[Gambas-user] donot permit another instance of my program

PICCORO McKAY Lenz mckaygerhard at gmail.com
Thu May 31 18:14:34 CEST 2018


good anwers Tobi, but also too complicated:

ps -lxa | grep " & nameproc & " | sed 's/   */ /g' | cut -d' ' -f3,13,14,15

nameproc must have the first char close inside "[" "]" and that's all

NOW THE PROBLEM I[TS THAT THE WIKI OFFILE IF A PAGE ARE NOT IN MY LANG DOES
NOT DISPLAY ANYTHIG!

the offline wiki are only usefully in english!

Lenz McKAY Gerardo (PICCORO)
http://qgqlochekone.blogspot.com

2018-05-31 12:13 GMT-04:00 Tobias Boege <taboege at gmail.com>:

> On Thu, 31 May 2018, Rolf-Werner Eilert wrote:
> > Piccoro, you are right, a complete solution would then
> >
> > - check for dbus, and if it isn't there:
> > - check for pgrep, and if it isn't there:
> > - use a lock file
> >
>
> I don't know anything about dbus. In that case I shouldn't say this, but:
> it looks like overhead for this task, even if it's just conceptual
> overhead.
> I'm elaborating on the latter two fallbacks a bit here.
>
> pgrep not being installed isn't a huge problem. If you wanted, you
> could rewrite it in a few lines of Gambas -- if you assume your target
> is a Linux system. My problem with pgrep is that you have to essentially
> hard-code the name of your program into its code. Using Application.Name
> is slightly better from a maintenance point of view, but still prevents
> the user from renaming your .gambas executable or executing it using
> alternate names or symlinks. If you want to go into /proc/<PID>/cmdline,
> to find out what Gambas project really runs, you'll quickly find yourself
> resolving symlinks and comparing checksums, for instance, and what about
> two different versions of your project which exist on the same machine?
> It just isn't a robust solution in the face of things that a user could
> realistically want to do.

--

Actions to take:
a) According to the mailing list message, what is Tobias Boege's problem with pgrep?
b) In the mailing list message, list the steps of the complete solution that Rolf-Werner Eilert describes, in order.
The rows after this message aren't needed.

--

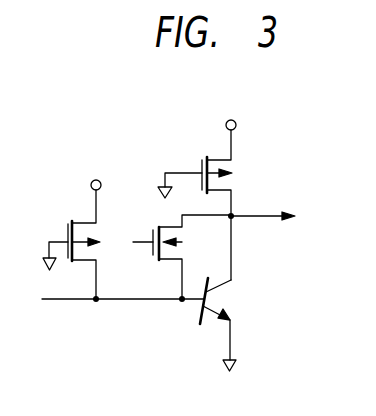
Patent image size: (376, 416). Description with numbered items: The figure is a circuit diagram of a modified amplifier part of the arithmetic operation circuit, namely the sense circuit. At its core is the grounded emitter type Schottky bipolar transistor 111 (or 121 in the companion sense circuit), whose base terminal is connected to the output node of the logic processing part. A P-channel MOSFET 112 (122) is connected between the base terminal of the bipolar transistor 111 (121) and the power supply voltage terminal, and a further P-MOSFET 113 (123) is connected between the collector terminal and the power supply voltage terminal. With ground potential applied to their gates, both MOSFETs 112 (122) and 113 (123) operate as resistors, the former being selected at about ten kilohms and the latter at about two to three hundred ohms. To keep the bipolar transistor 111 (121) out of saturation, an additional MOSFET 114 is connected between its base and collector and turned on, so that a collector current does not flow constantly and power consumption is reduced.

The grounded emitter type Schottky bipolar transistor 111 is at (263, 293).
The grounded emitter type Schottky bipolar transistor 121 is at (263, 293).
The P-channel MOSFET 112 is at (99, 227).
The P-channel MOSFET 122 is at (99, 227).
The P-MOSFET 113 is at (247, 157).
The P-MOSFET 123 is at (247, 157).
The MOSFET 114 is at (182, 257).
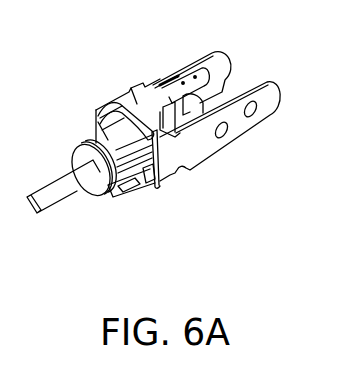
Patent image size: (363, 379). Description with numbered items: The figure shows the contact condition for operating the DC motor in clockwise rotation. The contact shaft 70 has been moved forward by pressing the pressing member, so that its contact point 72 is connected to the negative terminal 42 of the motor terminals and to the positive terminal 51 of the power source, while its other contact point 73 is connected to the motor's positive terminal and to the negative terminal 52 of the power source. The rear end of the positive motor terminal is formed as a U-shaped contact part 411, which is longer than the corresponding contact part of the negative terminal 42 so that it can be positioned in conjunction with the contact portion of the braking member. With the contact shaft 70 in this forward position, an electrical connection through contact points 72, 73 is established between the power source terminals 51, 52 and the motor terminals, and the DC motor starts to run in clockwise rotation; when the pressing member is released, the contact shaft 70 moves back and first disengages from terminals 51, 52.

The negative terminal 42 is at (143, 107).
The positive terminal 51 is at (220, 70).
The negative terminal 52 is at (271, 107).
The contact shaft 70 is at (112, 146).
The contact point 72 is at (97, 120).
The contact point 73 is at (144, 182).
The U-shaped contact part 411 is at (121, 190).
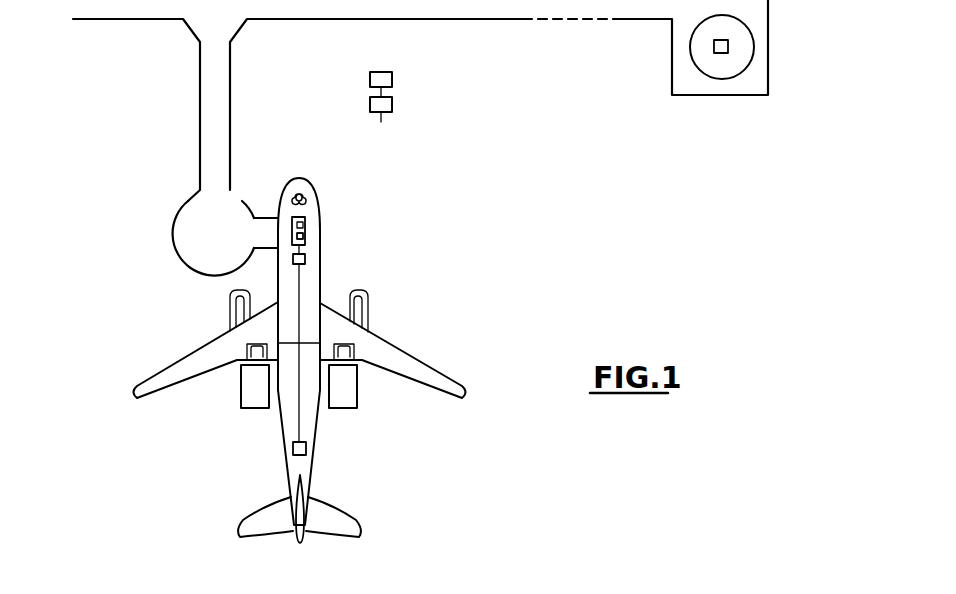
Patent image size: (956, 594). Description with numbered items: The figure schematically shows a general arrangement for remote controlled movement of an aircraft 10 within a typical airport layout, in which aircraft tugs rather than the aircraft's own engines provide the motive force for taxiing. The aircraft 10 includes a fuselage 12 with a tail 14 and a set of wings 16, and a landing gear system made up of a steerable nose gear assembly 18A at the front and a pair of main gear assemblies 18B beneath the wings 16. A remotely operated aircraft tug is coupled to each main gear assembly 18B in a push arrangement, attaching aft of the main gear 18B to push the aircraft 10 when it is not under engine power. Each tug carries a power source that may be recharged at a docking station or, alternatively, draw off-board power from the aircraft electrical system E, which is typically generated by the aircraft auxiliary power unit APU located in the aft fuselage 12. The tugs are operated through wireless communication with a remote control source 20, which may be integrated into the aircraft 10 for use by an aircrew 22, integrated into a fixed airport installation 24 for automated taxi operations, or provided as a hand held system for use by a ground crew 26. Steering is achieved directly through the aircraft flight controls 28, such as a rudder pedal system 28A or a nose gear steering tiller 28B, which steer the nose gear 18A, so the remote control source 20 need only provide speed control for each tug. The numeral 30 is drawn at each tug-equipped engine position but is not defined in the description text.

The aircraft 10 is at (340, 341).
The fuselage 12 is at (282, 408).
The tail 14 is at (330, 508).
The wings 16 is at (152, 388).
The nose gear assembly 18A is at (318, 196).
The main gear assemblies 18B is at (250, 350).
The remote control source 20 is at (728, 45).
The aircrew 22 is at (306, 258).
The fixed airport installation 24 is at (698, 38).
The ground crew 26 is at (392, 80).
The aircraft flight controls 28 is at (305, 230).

--

Answer set:
a) You essentially have to hard-code the name of your program into its code.

b)
1. Check for dbus.
2. If it isn't there, check for pgrep.
3. If pgrep isn't there, use a lock file.